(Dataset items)
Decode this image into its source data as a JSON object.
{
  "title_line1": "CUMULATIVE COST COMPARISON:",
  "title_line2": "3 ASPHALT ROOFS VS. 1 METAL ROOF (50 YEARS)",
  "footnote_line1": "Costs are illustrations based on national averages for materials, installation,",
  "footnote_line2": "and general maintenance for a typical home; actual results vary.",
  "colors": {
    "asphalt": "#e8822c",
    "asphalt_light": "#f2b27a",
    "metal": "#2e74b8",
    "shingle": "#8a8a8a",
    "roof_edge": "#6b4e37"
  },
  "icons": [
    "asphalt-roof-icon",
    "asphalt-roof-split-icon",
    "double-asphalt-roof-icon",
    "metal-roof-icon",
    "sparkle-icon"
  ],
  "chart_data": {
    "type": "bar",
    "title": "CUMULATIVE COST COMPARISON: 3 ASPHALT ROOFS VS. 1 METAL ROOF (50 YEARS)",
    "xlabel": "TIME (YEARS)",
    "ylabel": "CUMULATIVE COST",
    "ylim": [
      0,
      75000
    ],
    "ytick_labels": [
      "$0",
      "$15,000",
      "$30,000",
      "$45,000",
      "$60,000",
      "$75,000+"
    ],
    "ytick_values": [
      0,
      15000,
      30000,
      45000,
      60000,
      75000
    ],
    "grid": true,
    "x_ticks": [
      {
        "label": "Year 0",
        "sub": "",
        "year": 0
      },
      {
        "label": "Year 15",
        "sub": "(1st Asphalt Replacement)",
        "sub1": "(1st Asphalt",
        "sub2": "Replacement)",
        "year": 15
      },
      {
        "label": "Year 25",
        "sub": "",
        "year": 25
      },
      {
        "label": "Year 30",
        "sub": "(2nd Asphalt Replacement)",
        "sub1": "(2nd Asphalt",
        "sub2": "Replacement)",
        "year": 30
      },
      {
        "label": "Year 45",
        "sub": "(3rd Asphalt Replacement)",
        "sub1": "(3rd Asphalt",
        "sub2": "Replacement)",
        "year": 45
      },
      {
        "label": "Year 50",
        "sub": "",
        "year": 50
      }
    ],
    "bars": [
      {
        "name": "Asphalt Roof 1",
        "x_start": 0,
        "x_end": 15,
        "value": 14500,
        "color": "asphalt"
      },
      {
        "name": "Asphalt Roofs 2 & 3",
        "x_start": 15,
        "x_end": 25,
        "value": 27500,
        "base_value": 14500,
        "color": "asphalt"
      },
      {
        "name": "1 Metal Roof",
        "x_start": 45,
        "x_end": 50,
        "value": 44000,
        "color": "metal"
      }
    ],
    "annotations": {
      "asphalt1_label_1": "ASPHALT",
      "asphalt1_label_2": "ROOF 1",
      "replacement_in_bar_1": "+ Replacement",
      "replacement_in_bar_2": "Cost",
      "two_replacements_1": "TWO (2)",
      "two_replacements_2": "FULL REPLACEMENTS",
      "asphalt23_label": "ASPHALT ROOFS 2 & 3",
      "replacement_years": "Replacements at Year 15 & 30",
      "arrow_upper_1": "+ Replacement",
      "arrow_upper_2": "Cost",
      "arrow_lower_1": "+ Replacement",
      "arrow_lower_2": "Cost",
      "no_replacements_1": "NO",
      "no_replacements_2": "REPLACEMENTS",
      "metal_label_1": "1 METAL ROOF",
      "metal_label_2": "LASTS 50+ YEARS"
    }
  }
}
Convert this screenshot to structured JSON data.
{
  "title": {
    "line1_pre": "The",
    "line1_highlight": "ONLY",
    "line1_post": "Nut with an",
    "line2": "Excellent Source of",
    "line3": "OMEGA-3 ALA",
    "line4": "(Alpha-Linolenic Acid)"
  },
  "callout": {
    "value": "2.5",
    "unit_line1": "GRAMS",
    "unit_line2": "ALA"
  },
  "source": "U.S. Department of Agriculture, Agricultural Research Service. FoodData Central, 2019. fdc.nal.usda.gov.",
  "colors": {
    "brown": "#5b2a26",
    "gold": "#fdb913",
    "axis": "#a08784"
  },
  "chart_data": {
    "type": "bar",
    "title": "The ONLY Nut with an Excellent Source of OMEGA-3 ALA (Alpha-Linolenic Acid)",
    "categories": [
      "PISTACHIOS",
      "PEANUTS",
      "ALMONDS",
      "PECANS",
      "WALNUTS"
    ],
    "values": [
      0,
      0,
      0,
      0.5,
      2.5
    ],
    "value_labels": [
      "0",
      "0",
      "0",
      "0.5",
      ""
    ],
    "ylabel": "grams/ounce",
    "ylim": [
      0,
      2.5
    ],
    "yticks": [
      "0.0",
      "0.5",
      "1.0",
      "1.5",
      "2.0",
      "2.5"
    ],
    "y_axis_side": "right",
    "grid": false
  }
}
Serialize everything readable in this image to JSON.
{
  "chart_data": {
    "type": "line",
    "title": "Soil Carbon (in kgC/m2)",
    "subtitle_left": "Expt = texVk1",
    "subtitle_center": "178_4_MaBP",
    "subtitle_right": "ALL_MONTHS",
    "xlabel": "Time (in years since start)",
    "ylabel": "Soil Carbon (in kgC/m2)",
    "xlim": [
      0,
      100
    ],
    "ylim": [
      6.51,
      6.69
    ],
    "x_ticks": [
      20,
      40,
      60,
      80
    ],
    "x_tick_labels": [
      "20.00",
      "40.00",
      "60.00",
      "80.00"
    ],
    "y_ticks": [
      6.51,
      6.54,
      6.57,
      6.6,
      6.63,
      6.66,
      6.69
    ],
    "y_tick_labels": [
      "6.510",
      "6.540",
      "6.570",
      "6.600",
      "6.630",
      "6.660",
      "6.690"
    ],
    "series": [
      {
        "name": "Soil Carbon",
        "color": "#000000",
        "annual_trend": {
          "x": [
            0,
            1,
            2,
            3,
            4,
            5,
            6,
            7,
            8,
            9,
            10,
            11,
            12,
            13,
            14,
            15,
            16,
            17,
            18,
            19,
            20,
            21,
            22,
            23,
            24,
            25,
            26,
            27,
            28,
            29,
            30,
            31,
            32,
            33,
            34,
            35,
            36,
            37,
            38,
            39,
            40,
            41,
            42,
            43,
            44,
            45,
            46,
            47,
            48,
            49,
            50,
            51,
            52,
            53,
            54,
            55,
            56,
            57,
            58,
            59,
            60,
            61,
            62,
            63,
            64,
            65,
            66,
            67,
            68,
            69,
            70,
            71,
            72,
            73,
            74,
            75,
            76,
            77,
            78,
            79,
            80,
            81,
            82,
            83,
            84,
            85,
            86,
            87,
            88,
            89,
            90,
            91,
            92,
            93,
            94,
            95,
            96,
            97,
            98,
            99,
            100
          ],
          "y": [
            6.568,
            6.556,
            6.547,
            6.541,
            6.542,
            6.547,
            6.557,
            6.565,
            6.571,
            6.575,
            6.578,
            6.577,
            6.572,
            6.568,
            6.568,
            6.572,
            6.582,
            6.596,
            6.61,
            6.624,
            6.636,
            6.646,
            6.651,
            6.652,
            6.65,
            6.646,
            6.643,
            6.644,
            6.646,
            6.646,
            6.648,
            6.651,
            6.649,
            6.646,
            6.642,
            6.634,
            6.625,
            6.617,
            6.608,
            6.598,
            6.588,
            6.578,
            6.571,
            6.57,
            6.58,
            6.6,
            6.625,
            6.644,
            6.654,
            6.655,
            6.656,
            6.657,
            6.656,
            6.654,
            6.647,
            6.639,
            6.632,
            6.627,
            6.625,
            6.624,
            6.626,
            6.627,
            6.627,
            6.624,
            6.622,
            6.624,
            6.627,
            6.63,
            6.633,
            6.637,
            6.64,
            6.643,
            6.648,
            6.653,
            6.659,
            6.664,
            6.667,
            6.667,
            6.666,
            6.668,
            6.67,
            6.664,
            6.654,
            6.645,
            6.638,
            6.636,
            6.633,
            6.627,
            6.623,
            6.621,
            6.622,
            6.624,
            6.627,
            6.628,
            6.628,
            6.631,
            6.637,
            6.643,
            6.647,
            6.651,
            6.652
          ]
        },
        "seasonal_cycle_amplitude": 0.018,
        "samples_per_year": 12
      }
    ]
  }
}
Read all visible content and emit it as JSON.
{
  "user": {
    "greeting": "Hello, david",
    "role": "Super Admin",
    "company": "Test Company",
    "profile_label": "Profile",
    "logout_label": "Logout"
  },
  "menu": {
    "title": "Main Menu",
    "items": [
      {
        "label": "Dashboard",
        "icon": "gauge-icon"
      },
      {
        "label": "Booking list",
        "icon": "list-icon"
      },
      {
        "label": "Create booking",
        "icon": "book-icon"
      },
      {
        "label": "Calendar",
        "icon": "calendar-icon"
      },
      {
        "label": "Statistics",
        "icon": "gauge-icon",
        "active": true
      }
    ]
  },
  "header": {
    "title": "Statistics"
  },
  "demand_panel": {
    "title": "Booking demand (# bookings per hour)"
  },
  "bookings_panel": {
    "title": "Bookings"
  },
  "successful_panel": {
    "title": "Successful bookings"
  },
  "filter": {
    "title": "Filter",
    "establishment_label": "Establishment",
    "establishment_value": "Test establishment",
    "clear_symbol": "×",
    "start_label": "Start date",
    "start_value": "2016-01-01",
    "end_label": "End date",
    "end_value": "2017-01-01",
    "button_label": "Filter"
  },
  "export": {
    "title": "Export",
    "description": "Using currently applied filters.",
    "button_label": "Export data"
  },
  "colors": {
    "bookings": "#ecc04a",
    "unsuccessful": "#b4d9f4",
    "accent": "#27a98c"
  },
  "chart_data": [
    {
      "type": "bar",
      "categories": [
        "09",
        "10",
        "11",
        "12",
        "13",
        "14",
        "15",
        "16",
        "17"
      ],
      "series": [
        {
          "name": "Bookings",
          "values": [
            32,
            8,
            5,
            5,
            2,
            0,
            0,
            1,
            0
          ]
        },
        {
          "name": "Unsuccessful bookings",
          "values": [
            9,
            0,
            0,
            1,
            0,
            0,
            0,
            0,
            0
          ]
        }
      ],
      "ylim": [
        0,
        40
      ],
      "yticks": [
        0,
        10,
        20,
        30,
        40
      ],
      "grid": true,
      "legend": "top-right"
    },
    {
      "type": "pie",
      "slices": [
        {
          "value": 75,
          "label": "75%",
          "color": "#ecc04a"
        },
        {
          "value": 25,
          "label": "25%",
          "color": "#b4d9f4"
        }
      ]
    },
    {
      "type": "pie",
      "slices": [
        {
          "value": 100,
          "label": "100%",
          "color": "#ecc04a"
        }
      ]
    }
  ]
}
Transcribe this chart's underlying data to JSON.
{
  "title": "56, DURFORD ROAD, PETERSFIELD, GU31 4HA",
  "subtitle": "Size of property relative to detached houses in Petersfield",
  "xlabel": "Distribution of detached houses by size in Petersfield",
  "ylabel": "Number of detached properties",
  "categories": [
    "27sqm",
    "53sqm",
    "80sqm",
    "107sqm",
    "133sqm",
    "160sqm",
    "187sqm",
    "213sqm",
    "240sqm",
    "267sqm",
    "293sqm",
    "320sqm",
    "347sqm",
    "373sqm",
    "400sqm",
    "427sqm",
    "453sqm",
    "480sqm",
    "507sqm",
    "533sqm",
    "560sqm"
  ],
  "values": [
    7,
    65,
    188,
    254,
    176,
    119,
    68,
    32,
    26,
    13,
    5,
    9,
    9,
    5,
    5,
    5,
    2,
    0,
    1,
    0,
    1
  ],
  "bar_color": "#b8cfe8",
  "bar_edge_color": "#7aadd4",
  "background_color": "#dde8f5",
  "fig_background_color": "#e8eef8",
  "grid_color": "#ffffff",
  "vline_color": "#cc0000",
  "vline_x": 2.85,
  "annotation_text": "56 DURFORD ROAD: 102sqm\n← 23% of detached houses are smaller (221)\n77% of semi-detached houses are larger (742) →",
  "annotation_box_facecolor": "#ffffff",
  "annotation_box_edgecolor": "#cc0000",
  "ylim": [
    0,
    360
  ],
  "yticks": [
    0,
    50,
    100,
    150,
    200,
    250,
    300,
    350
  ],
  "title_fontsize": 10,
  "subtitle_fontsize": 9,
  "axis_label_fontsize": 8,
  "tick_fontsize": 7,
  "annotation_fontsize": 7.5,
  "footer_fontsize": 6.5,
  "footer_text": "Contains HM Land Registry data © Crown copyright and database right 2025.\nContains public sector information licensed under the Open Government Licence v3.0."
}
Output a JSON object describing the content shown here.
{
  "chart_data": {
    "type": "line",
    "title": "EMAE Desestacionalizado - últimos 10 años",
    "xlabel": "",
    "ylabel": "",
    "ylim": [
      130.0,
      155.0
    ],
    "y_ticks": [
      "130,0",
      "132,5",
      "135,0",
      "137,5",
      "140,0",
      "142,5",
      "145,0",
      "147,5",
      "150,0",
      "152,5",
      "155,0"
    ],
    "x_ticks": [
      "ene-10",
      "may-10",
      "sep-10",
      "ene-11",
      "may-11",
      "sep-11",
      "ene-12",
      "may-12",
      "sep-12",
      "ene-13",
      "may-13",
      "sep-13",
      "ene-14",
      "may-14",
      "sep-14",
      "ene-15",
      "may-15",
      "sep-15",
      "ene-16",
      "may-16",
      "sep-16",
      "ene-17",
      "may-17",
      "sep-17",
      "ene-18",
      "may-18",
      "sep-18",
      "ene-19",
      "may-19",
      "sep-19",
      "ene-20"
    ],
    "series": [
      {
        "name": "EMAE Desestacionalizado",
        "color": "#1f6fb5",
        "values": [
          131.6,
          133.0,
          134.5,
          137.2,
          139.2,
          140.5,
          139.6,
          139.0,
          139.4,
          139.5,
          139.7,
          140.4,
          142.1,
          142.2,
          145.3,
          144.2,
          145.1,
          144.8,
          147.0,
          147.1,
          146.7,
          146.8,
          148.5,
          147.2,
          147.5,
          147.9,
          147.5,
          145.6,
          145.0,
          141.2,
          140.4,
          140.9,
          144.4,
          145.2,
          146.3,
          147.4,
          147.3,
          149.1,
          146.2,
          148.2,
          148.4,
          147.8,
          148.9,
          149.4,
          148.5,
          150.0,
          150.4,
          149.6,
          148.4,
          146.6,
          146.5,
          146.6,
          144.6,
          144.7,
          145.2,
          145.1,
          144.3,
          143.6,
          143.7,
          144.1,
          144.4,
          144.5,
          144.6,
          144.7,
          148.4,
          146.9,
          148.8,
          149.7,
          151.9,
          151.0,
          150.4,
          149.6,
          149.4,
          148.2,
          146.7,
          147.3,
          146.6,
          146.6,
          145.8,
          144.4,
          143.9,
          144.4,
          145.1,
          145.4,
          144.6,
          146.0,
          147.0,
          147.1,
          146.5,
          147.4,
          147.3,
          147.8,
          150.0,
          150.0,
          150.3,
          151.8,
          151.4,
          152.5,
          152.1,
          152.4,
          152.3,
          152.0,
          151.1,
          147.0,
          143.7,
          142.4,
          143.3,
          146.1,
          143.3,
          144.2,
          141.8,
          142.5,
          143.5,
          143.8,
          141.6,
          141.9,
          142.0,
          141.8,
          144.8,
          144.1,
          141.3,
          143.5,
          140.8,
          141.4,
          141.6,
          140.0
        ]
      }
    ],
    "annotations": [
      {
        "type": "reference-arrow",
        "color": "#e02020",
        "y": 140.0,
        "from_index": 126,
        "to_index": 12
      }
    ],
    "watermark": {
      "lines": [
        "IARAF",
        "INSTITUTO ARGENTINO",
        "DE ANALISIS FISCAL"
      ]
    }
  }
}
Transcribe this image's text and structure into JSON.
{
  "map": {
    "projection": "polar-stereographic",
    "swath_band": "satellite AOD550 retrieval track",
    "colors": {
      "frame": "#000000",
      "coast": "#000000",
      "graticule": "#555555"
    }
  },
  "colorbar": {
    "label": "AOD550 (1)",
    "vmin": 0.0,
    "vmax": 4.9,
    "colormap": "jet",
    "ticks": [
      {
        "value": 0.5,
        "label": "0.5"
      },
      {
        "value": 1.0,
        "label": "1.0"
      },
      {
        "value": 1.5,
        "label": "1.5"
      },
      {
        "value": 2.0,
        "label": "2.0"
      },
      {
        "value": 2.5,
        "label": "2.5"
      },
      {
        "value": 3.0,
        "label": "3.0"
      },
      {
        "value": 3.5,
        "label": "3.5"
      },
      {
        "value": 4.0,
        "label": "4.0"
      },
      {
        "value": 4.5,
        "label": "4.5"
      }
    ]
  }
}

> _Work instructions_:
Return the line that contains "Transcribe this image's" and all lines after it, verbatim, and nothing else.

> _Solution_:
Transcribe this image's text and structure into JSON.
{
  "map": {
    "projection": "polar-stereographic",
    "swath_band": "satellite AOD550 retrieval track",
    "colors": {
      "frame": "#000000",
      "coast": "#000000",
      "graticule": "#555555"
    }
  },
  "colorbar": {
    "label": "AOD550 (1)",
    "vmin": 0.0,
    "vmax": 4.9,
    "colormap": "jet",
    "ticks": [
      {
        "value": 0.5,
        "label": "0.5"
      },
      {
        "value": 1.0,
        "label": "1.0"
      },
      {
        "value": 1.5,
        "label": "1.5"
      },
      {
        "value": 2.0,
        "label": "2.0"
      },
      {
        "value": 2.5,
        "label": "2.5"
      },
      {
        "value": 3.0,
        "label": "3.0"
      },
      {
        "value": 3.5,
        "label": "3.5"
      },
      {
        "value": 4.0,
        "label": "4.0"
      },
      {
        "value": 4.5,
        "label": "4.5"
      }
    ]
  }
}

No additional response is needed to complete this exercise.